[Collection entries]
- - -
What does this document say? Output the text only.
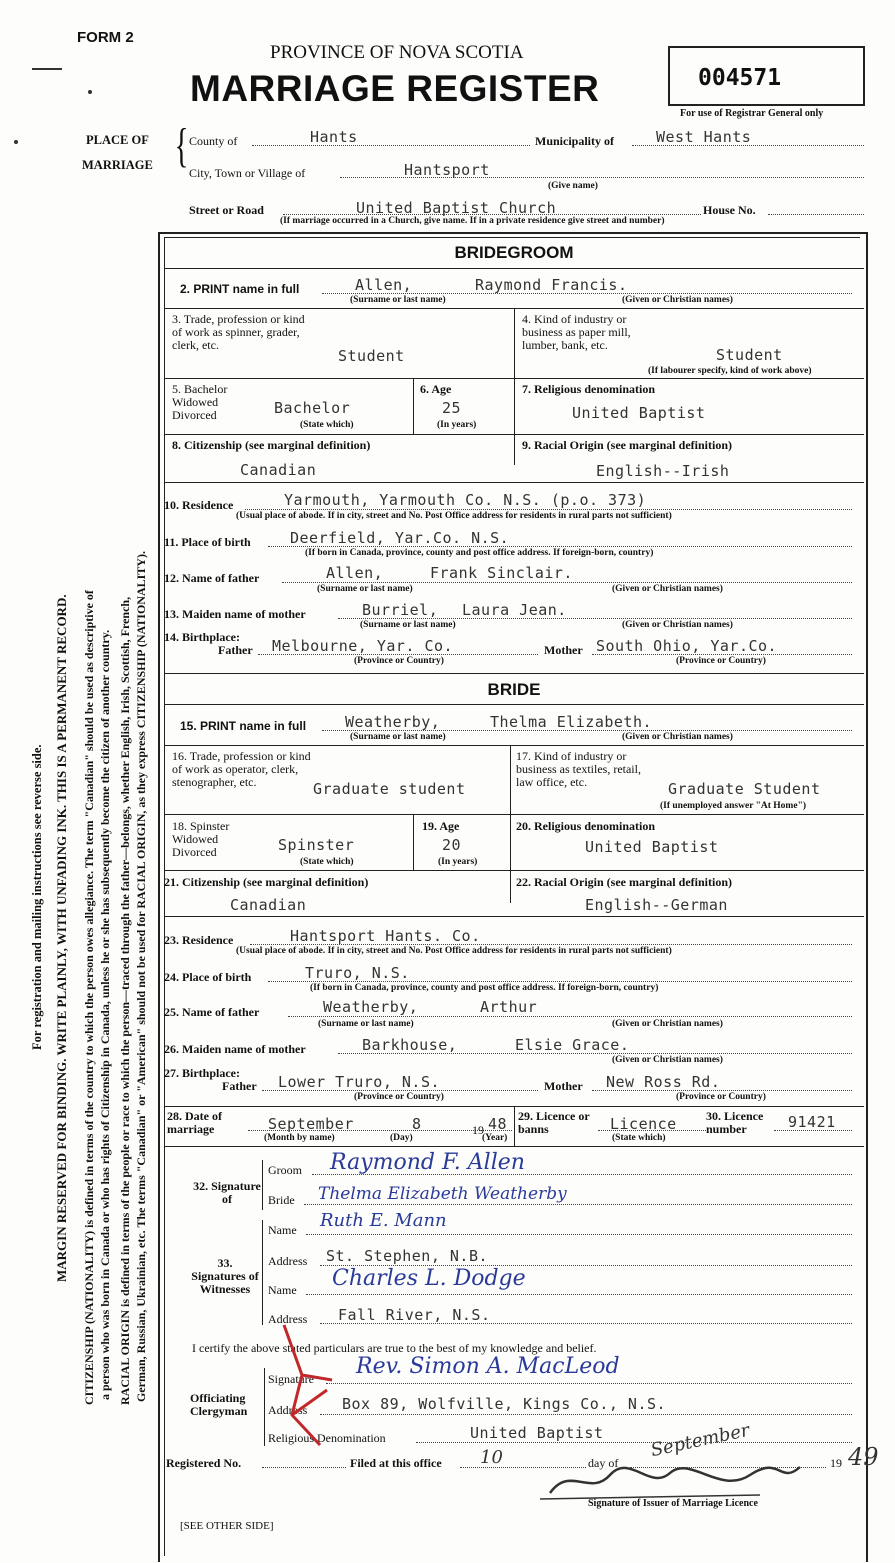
For registration and mailing instructions see reverse side. MARGIN RESERVED FOR BINDING. WRITE PLAINLY, WITH UNFADING INK. THIS IS A PERMANENT RECORD. CITIZENSHIP (NATIONALITY) is defined in terms of the country to which the person owes allegiance. The term "Canadian" should be used as descriptive of a person who was born in Canada or who has rights of Citizenship in Canada, unless he or she has subsequently become the citizen of another country. RACIAL ORIGIN is defined in terms of the people or race to which the person—traced through the father—belongs, whether English, Irish, Scottish, French, German, Russian, Ukrainian, etc. The terms "Canadian" or "American" should not be used for RACIAL ORIGIN, as they express CITIZENSHIP (NATIONALITY).
FORM 2
PROVINCE OF NOVA SCOTIA
MARRIAGE REGISTER	004571
For use of Registrar General only
PLACE OF
MARRIAGE { County of	Hants	Municipality of	West Hants
City, Town or Village of	Hantsport
(Give name)
Street or Road	United Baptist Church	House No.
(If marriage occurred in a Church, give name. If in a private residence give street and number)
BRIDEGROOM
2. PRINT name in full	Allen,	Raymond Francis.
(Surname or last name)	(Given or Christian names)
3. Trade, profession or kind of work as spinner, grader, clerk, etc.
Student
4. Kind of industry or business as paper mill, lumber, bank, etc.
Student
(If labourer specify, kind of work above)
5. Bachelor Widowed Divorced	Bachelor
(State which)
6. Age
25
(In years)
7. Religious denomination
United Baptist
8. Citizenship (see marginal definition)
Canadian
9. Racial Origin (see marginal definition)
English--Irish
10. Residence	Yarmouth, Yarmouth Co. N.S. (p.o. 373)
(Usual place of abode. If in city, street and No. Post Office address for residents in rural parts not sufficient)
11. Place of birth	Deerfield, Yar.Co. N.S.
(If born in Canada, province, county and post office address. If foreign-born, country)
12. Name of father	Allen,	Frank Sinclair.
(Surname or last name)	(Given or Christian names)
13. Maiden name of mother	Burriel, Laura Jean.
(Surname or last name)	(Given or Christian names)
14. Birthplace:
Father Melbourne, Yar. Co.	Mother South Ohio, Yar.Co.
(Province or Country)	(Province or Country)
BRIDE
15. PRINT name in full	Weatherby,	Thelma Elizabeth.
(Surname or last name)	(Given or Christian names)
16. Trade, profession or kind of work as operator, clerk, stenographer, etc.	Graduate student
17. Kind of industry or business as textiles, retail, law office, etc.	Graduate Student
(If unemployed answer "At Home")
18. Spinster Widowed Divorced	Spinster
(State which)
19. Age
20
(In years)
20. Religious denomination
United Baptist
21. Citizenship (see marginal definition)
Canadian
22. Racial Origin (see marginal definition)
English--German
23. Residence	Hantsport Hants. Co.
(Usual place of abode. If in city, street and No. Post Office address for residents in rural parts not sufficient)
24. Place of birth	Truro, N.S.
(If born in Canada, province, county and post office address. If foreign-born, country)
25. Name of father	Weatherby,	Arthur
(Surname or last name)	(Given or Christian names)
26. Maiden name of mother	Barkhouse,	Elsie Grace.
(Given or Christian names)
27. Birthplace:
Father Lower Truro, N.S.	Mother New Ross Rd.
(Province or Country)	(Province or Country)
28. Date of marriage	September	8	19 48
(Month by name)	(Day)	(Year)
29. Licence or banns	Licence
(State which)
30. Licence number	91421
32. Signature of
Groom Raymond F. Allen
Bride Thelma Elizabeth Weatherby
33. Signatures of Witnesses
Name Ruth E. Mann
Address St. Stephen, N.B.
Name Charles L. Dodge
Address Fall River, N.S.
I certify the above stated particulars are true to the best of my knowledge and belief.
Officiating Clergyman
Signature Rev. Simon A. MacLeod
Address Box 89, Wolfville, Kings Co., N.S.
Religious Denomination	United Baptist
Registered No.	Filed at this office 10	day of
September
19 49
Signature of Issuer of Marriage Licence
[SEE OTHER SIDE]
- - -
- TASK STATEMENT -
Leave every image out, and retype the material exactly.

- EXERCISE SOLUTION -
What does this document say? Output the text only.
For registration and mailing instructions see reverse side. MARGIN RESERVED FOR BINDING. WRITE PLAINLY, WITH UNFADING INK. THIS IS A PERMANENT RECORD. CITIZENSHIP (NATIONALITY) is defined in terms of the country to which the person owes allegiance. The term "Canadian" should be used as descriptive of a person who was born in Canada or who has rights of Citizenship in Canada, unless he or she has subsequently become the citizen of another country. RACIAL ORIGIN is defined in terms of the people or race to which the person—traced through the father—belongs, whether English, Irish, Scottish, French, German, Russian, Ukrainian, etc. The terms "Canadian" or "American" should not be used for RACIAL ORIGIN, as they express CITIZENSHIP (NATIONALITY).
FORM 2
PROVINCE OF NOVA SCOTIA
MARRIAGE REGISTER	004571
For use of Registrar General only
PLACE OF
MARRIAGE { County of	Hants	Municipality of	West Hants
City, Town or Village of	Hantsport
(Give name)
Street or Road	United Baptist Church	House No.
(If marriage occurred in a Church, give name. If in a private residence give street and number)
BRIDEGROOM
2. PRINT name in full	Allen,	Raymond Francis.
(Surname or last name)	(Given or Christian names)
3. Trade, profession or kind of work as spinner, grader, clerk, etc.
Student
4. Kind of industry or business as paper mill, lumber, bank, etc.
Student
(If labourer specify, kind of work above)
5. Bachelor Widowed Divorced	Bachelor
(State which)
6. Age
25
(In years)
7. Religious denomination
United Baptist
8. Citizenship (see marginal definition)
Canadian
9. Racial Origin (see marginal definition)
English--Irish
10. Residence	Yarmouth, Yarmouth Co. N.S. (p.o. 373)
(Usual place of abode. If in city, street and No. Post Office address for residents in rural parts not sufficient)
11. Place of birth	Deerfield, Yar.Co. N.S.
(If born in Canada, province, county and post office address. If foreign-born, country)
12. Name of father	Allen,	Frank Sinclair.
(Surname or last name)	(Given or Christian names)
13. Maiden name of mother	Burriel, Laura Jean.
(Surname or last name)	(Given or Christian names)
14. Birthplace:
Father Melbourne, Yar. Co.	Mother South Ohio, Yar.Co.
(Province or Country)	(Province or Country)
BRIDE
15. PRINT name in full	Weatherby,	Thelma Elizabeth.
(Surname or last name)	(Given or Christian names)
16. Trade, profession or kind of work as operator, clerk, stenographer, etc.	Graduate student
17. Kind of industry or business as textiles, retail, law office, etc.	Graduate Student
(If unemployed answer "At Home")
18. Spinster Widowed Divorced	Spinster
(State which)
19. Age
20
(In years)
20. Religious denomination
United Baptist
21. Citizenship (see marginal definition)
Canadian
22. Racial Origin (see marginal definition)
English--German
23. Residence	Hantsport Hants. Co.
(Usual place of abode. If in city, street and No. Post Office address for residents in rural parts not sufficient)
24. Place of birth	Truro, N.S.
(If born in Canada, province, county and post office address. If foreign-born, country)
25. Name of father	Weatherby,	Arthur
(Surname or last name)	(Given or Christian names)
26. Maiden name of mother	Barkhouse,	Elsie Grace.
(Given or Christian names)
27. Birthplace:
Father Lower Truro, N.S.	Mother New Ross Rd.
(Province or Country)	(Province or Country)
28. Date of marriage	September	8	19 48
(Month by name)	(Day)	(Year)
29. Licence or banns	Licence
(State which)
30. Licence number	91421
32. Signature of
Groom Raymond F. Allen
Bride Thelma Elizabeth Weatherby
33. Signatures of Witnesses
Name Ruth E. Mann
Address St. Stephen, N.B.
Name Charles L. Dodge
Address Fall River, N.S.
I certify the above stated particulars are true to the best of my knowledge and belief.
Officiating Clergyman
Signature Rev. Simon A. MacLeod
Address Box 89, Wolfville, Kings Co., N.S.
Religious Denomination	United Baptist
Registered No.	Filed at this office 10	day of
September
19 49
Signature of Issuer of Marriage Licence
[SEE OTHER SIDE]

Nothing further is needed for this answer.